▼

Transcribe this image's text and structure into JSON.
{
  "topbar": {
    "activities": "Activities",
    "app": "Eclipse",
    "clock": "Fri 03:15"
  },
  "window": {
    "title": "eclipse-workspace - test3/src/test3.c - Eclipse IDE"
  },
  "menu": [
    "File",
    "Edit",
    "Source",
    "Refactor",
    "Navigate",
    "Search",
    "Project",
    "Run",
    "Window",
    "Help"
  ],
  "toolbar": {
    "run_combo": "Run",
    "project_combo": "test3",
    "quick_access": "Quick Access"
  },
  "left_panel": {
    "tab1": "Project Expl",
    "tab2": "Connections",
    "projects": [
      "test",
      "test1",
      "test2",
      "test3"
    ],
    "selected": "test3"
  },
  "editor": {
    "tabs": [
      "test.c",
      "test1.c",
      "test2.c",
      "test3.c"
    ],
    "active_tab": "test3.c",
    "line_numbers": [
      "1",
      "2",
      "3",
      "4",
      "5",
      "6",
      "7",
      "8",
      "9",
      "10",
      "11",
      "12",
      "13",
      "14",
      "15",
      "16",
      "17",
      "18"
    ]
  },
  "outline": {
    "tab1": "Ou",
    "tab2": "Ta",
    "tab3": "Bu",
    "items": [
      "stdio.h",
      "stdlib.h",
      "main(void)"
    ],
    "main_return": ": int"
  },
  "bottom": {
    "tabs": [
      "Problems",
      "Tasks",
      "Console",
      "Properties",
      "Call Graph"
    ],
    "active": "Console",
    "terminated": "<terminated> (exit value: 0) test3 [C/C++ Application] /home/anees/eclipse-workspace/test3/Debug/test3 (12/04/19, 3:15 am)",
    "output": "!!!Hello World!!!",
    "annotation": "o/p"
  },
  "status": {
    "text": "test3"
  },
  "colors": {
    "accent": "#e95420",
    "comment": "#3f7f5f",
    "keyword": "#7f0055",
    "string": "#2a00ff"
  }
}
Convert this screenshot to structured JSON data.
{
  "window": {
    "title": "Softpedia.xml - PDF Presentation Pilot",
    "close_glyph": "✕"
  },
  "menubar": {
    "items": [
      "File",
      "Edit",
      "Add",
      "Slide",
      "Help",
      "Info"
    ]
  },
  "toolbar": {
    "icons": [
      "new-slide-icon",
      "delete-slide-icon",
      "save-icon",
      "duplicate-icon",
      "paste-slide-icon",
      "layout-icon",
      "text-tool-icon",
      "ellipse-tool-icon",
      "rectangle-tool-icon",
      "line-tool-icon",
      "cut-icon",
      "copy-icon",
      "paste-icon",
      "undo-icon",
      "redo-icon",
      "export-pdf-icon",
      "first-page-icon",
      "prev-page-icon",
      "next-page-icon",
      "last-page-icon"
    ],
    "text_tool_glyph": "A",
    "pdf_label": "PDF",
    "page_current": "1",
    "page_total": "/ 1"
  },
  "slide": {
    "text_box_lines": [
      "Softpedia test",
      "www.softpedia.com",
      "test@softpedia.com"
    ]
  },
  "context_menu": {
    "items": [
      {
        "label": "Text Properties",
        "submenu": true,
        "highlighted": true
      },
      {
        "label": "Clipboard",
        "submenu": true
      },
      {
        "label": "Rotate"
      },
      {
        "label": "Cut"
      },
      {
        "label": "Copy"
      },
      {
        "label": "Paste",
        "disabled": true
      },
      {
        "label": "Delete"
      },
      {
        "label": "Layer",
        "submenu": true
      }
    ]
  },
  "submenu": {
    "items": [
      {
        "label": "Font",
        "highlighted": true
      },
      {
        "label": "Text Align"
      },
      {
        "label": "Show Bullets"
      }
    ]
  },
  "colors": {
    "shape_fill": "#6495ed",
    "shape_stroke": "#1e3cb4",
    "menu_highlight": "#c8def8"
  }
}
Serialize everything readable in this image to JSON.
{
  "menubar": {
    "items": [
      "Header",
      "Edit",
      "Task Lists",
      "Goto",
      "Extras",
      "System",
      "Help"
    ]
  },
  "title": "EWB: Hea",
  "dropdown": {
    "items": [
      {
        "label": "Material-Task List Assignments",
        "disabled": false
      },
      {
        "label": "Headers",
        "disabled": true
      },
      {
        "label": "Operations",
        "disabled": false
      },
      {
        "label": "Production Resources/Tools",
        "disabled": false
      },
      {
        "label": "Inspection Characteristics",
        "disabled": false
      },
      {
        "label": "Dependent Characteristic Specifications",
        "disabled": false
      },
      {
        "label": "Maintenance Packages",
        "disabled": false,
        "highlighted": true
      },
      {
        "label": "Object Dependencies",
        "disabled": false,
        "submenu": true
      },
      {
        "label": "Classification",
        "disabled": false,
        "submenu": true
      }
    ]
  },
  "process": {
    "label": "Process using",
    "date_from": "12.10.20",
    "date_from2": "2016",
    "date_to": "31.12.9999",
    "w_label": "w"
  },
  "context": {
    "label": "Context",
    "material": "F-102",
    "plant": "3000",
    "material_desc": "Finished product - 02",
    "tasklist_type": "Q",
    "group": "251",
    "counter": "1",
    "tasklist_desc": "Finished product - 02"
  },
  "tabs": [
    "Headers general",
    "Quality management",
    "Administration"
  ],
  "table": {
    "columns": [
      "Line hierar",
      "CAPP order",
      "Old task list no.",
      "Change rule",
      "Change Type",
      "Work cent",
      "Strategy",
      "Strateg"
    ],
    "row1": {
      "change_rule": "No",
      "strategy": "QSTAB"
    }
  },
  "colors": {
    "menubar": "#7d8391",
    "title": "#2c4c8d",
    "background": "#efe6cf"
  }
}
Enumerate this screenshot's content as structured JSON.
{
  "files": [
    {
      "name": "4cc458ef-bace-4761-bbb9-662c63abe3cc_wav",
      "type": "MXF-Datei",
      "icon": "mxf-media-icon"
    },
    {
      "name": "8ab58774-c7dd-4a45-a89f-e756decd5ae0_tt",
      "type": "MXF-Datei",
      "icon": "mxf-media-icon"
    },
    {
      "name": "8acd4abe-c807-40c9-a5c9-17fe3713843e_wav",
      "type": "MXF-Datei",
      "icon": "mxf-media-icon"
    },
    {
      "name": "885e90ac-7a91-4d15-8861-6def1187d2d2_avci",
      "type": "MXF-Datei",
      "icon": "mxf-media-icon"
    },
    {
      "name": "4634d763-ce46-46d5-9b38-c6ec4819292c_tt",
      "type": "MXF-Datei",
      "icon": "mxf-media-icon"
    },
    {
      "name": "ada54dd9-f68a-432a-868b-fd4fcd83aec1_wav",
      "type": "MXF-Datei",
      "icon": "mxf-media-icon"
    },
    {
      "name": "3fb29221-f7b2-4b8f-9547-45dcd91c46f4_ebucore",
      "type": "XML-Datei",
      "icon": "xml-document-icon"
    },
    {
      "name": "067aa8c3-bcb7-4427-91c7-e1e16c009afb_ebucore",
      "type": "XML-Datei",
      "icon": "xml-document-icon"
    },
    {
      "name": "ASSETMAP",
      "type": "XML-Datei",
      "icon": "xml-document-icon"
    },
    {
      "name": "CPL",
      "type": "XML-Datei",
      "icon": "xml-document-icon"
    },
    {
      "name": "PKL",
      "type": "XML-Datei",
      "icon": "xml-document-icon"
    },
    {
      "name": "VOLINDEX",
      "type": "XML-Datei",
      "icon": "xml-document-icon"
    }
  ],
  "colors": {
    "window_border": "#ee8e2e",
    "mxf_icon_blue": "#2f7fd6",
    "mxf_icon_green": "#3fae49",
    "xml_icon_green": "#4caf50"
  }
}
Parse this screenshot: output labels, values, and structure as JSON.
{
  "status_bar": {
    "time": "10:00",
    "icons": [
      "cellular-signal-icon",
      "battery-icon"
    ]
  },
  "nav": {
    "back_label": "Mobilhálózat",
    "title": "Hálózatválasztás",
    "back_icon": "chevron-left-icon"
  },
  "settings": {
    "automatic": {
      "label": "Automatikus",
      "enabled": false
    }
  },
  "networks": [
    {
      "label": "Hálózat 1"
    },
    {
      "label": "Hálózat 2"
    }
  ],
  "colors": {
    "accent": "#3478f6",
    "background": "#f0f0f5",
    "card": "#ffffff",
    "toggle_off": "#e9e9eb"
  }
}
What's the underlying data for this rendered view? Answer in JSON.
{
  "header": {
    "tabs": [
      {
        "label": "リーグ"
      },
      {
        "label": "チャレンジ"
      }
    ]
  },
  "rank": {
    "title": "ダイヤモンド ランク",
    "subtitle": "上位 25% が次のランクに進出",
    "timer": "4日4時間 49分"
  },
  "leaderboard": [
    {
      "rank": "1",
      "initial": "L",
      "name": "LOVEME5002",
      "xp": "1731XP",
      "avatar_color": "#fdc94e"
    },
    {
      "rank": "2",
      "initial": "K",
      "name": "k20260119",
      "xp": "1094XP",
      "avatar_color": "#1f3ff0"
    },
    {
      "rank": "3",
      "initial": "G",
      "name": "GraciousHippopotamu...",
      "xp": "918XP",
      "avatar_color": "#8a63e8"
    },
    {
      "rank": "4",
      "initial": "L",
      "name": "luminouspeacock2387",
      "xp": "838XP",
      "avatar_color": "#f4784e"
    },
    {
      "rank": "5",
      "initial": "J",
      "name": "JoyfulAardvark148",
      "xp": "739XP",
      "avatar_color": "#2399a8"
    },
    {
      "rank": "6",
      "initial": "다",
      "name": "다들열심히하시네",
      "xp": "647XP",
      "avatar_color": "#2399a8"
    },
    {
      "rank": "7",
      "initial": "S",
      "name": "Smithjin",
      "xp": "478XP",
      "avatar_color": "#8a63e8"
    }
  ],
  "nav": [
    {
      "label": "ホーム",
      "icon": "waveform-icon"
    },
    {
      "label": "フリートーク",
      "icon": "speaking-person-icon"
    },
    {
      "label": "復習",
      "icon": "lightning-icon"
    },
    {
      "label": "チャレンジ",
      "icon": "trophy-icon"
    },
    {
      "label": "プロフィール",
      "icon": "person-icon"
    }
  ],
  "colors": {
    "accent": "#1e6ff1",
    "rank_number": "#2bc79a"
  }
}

▲

Pull out each line containing the word "workspace" and copy it.

> **Exercise output**
    "title": "eclipse-workspace - test3/src/test3.c - Eclipse IDE"
    "terminated": "<terminated> (exit value: 0) test3 [C/C++ Application] /home/anees/eclipse-workspace/test3/Debug/test3 (12/04/19, 3:15 am)",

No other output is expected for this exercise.